• Material
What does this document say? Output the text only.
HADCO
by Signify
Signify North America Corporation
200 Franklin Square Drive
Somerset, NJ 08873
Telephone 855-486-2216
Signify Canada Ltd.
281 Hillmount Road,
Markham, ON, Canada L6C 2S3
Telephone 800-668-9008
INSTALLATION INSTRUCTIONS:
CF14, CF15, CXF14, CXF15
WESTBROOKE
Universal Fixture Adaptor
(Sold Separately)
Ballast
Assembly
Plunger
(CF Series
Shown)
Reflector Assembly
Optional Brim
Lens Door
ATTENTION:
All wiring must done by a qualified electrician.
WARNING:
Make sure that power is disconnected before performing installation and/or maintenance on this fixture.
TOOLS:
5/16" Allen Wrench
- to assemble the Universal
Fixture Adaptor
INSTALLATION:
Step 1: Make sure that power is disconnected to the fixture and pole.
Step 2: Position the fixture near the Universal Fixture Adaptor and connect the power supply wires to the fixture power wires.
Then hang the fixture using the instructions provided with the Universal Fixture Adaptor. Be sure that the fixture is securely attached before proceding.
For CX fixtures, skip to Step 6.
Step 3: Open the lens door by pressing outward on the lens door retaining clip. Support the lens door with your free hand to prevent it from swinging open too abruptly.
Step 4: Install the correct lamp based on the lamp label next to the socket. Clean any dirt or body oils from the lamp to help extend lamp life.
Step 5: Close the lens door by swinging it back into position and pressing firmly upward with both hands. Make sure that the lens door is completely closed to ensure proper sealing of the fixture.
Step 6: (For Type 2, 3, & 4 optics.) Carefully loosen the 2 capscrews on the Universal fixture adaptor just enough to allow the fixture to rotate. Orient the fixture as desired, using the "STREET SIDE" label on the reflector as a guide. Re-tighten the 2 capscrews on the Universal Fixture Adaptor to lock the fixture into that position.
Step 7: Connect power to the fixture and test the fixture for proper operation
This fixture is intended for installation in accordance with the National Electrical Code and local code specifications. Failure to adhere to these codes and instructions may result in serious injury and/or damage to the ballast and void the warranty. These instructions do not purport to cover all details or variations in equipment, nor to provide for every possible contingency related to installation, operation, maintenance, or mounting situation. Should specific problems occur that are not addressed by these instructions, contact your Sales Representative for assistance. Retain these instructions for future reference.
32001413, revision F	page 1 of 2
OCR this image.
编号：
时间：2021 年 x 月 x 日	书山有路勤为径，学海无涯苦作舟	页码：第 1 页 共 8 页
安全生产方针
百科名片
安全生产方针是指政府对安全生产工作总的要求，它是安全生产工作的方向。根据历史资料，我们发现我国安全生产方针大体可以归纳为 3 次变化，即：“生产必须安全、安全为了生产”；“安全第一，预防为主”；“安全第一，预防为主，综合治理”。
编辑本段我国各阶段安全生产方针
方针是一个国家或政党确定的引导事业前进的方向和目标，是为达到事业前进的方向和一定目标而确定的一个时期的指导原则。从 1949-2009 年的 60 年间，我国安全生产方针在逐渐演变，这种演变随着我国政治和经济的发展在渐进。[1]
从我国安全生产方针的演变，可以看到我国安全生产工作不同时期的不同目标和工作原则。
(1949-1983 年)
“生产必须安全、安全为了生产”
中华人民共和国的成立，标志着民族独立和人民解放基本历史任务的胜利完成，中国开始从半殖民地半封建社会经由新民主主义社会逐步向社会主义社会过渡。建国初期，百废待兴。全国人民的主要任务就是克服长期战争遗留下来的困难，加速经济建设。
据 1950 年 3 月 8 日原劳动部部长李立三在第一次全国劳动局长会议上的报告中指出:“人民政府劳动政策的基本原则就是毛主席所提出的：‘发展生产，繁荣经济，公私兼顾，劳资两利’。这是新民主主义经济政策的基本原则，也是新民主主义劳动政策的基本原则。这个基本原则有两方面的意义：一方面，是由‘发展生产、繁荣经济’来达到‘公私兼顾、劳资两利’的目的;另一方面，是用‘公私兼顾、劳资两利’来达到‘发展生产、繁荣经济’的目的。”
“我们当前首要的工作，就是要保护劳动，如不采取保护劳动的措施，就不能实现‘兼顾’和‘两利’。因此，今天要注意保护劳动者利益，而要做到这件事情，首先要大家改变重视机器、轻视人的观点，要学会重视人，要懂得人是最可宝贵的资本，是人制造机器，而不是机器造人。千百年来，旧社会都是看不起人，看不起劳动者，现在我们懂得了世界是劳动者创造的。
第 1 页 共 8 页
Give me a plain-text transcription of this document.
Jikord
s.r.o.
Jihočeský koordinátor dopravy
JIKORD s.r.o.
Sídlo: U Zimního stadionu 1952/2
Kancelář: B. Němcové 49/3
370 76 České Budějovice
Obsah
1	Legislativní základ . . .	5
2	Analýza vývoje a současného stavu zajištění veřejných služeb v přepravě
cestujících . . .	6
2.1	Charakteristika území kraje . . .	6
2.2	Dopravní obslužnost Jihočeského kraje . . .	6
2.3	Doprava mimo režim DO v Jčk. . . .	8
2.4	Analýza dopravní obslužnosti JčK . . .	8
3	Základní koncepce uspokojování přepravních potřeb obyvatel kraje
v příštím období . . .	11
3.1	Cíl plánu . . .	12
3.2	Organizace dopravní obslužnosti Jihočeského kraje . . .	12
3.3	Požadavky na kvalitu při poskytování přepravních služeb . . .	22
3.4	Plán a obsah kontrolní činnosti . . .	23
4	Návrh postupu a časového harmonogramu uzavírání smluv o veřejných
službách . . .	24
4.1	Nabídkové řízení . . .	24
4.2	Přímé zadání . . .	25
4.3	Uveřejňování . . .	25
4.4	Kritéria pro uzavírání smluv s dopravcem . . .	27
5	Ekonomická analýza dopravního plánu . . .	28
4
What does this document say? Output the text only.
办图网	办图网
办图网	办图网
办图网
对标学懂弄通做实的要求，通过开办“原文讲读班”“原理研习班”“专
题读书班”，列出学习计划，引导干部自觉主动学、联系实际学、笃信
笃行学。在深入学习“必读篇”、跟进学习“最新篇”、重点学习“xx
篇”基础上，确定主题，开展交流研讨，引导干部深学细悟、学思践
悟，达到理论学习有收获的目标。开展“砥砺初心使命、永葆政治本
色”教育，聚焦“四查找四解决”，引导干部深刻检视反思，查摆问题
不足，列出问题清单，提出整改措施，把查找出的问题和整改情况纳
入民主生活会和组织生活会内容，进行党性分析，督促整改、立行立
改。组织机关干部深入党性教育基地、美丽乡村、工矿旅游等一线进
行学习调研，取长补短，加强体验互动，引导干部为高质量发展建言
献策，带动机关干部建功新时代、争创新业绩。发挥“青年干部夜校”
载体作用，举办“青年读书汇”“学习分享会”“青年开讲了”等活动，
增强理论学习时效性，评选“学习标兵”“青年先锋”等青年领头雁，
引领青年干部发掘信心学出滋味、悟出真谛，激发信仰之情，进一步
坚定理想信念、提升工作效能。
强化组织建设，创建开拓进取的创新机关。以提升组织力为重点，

• Problem requirements
Your task is to output the full set of records exactly as presented.

• Correct result
What does this document say? Output the text only.
HADCO
by Signify
Signify North America Corporation
200 Franklin Square Drive
Somerset, NJ 08873
Telephone 855-486-2216
Signify Canada Ltd.
281 Hillmount Road,
Markham, ON, Canada L6C 2S3
Telephone 800-668-9008
INSTALLATION INSTRUCTIONS:
CF14, CF15, CXF14, CXF15
WESTBROOKE
Universal Fixture Adaptor
(Sold Separately)
Ballast
Assembly
Plunger
(CF Series
Shown)
Reflector Assembly
Optional Brim
Lens Door
ATTENTION:
All wiring must done by a qualified electrician.
WARNING:
Make sure that power is disconnected before performing installation and/or maintenance on this fixture.
TOOLS:
5/16" Allen Wrench
- to assemble the Universal
Fixture Adaptor
INSTALLATION:
Step 1: Make sure that power is disconnected to the fixture and pole.
Step 2: Position the fixture near the Universal Fixture Adaptor and connect the power supply wires to the fixture power wires.
Then hang the fixture using the instructions provided with the Universal Fixture Adaptor. Be sure that the fixture is securely attached before proceding.
For CX fixtures, skip to Step 6.
Step 3: Open the lens door by pressing outward on the lens door retaining clip. Support the lens door with your free hand to prevent it from swinging open too abruptly.
Step 4: Install the correct lamp based on the lamp label next to the socket. Clean any dirt or body oils from the lamp to help extend lamp life.
Step 5: Close the lens door by swinging it back into position and pressing firmly upward with both hands. Make sure that the lens door is completely closed to ensure proper sealing of the fixture.
Step 6: (For Type 2, 3, & 4 optics.) Carefully loosen the 2 capscrews on the Universal fixture adaptor just enough to allow the fixture to rotate. Orient the fixture as desired, using the "STREET SIDE" label on the reflector as a guide. Re-tighten the 2 capscrews on the Universal Fixture Adaptor to lock the fixture into that position.
Step 7: Connect power to the fixture and test the fixture for proper operation
This fixture is intended for installation in accordance with the National Electrical Code and local code specifications. Failure to adhere to these codes and instructions may result in serious injury and/or damage to the ballast and void the warranty. These instructions do not purport to cover all details or variations in equipment, nor to provide for every possible contingency related to installation, operation, maintenance, or mounting situation. Should specific problems occur that are not addressed by these instructions, contact your Sales Representative for assistance. Retain these instructions for future reference.
32001413, revision F	page 1 of 2
OCR this image.
编号：
时间：2021 年 x 月 x 日	书山有路勤为径，学海无涯苦作舟	页码：第 1 页 共 8 页
安全生产方针
百科名片
安全生产方针是指政府对安全生产工作总的要求，它是安全生产工作的方向。根据历史资料，我们发现我国安全生产方针大体可以归纳为 3 次变化，即：“生产必须安全、安全为了生产”；“安全第一，预防为主”；“安全第一，预防为主，综合治理”。
编辑本段我国各阶段安全生产方针
方针是一个国家或政党确定的引导事业前进的方向和目标，是为达到事业前进的方向和一定目标而确定的一个时期的指导原则。从 1949-2009 年的 60 年间，我国安全生产方针在逐渐演变，这种演变随着我国政治和经济的发展在渐进。[1]
从我国安全生产方针的演变，可以看到我国安全生产工作不同时期的不同目标和工作原则。
(1949-1983 年)
“生产必须安全、安全为了生产”
中华人民共和国的成立，标志着民族独立和人民解放基本历史任务的胜利完成，中国开始从半殖民地半封建社会经由新民主主义社会逐步向社会主义社会过渡。建国初期，百废待兴。全国人民的主要任务就是克服长期战争遗留下来的困难，加速经济建设。
据 1950 年 3 月 8 日原劳动部部长李立三在第一次全国劳动局长会议上的报告中指出:“人民政府劳动政策的基本原则就是毛主席所提出的：‘发展生产，繁荣经济，公私兼顾，劳资两利’。这是新民主主义经济政策的基本原则，也是新民主主义劳动政策的基本原则。这个基本原则有两方面的意义：一方面，是由‘发展生产、繁荣经济’来达到‘公私兼顾、劳资两利’的目的;另一方面，是用‘公私兼顾、劳资两利’来达到‘发展生产、繁荣经济’的目的。”
“我们当前首要的工作，就是要保护劳动，如不采取保护劳动的措施，就不能实现‘兼顾’和‘两利’。因此，今天要注意保护劳动者利益，而要做到这件事情，首先要大家改变重视机器、轻视人的观点，要学会重视人，要懂得人是最可宝贵的资本，是人制造机器，而不是机器造人。千百年来，旧社会都是看不起人，看不起劳动者，现在我们懂得了世界是劳动者创造的。
第 1 页 共 8 页
Give me a plain-text transcription of this document.
Jikord
s.r.o.
Jihočeský koordinátor dopravy
JIKORD s.r.o.
Sídlo: U Zimního stadionu 1952/2
Kancelář: B. Němcové 49/3
370 76 České Budějovice
Obsah
1	Legislativní základ . . .	5
2	Analýza vývoje a současného stavu zajištění veřejných služeb v přepravě
cestujících . . .	6
2.1	Charakteristika území kraje . . .	6
2.2	Dopravní obslužnost Jihočeského kraje . . .	6
2.3	Doprava mimo režim DO v Jčk. . . .	8
2.4	Analýza dopravní obslužnosti JčK . . .	8
3	Základní koncepce uspokojování přepravních potřeb obyvatel kraje
v příštím období . . .	11
3.1	Cíl plánu . . .	12
3.2	Organizace dopravní obslužnosti Jihočeského kraje . . .	12
3.3	Požadavky na kvalitu při poskytování přepravních služeb . . .	22
3.4	Plán a obsah kontrolní činnosti . . .	23
4	Návrh postupu a časového harmonogramu uzavírání smluv o veřejných
službách . . .	24
4.1	Nabídkové řízení . . .	24
4.2	Přímé zadání . . .	25
4.3	Uveřejňování . . .	25
4.4	Kritéria pro uzavírání smluv s dopravcem . . .	27
5	Ekonomická analýza dopravního plánu . . .	28
4
What does this document say? Output the text only.
办图网	办图网
办图网	办图网
办图网
对标学懂弄通做实的要求，通过开办“原文讲读班”“原理研习班”“专
题读书班”，列出学习计划，引导干部自觉主动学、联系实际学、笃信
笃行学。在深入学习“必读篇”、跟进学习“最新篇”、重点学习“xx
篇”基础上，确定主题，开展交流研讨，引导干部深学细悟、学思践
悟，达到理论学习有收获的目标。开展“砥砺初心使命、永葆政治本
色”教育，聚焦“四查找四解决”，引导干部深刻检视反思，查摆问题
不足，列出问题清单，提出整改措施，把查找出的问题和整改情况纳
入民主生活会和组织生活会内容，进行党性分析，督促整改、立行立
改。组织机关干部深入党性教育基地、美丽乡村、工矿旅游等一线进
行学习调研，取长补短，加强体验互动，引导干部为高质量发展建言
献策，带动机关干部建功新时代、争创新业绩。发挥“青年干部夜校”
载体作用，举办“青年读书汇”“学习分享会”“青年开讲了”等活动，
增强理论学习时效性，评选“学习标兵”“青年先锋”等青年领头雁，
引领青年干部发掘信心学出滋味、悟出真谛，激发信仰之情，进一步
坚定理想信念、提升工作效能。
强化组织建设，创建开拓进取的创新机关。以提升组织力为重点，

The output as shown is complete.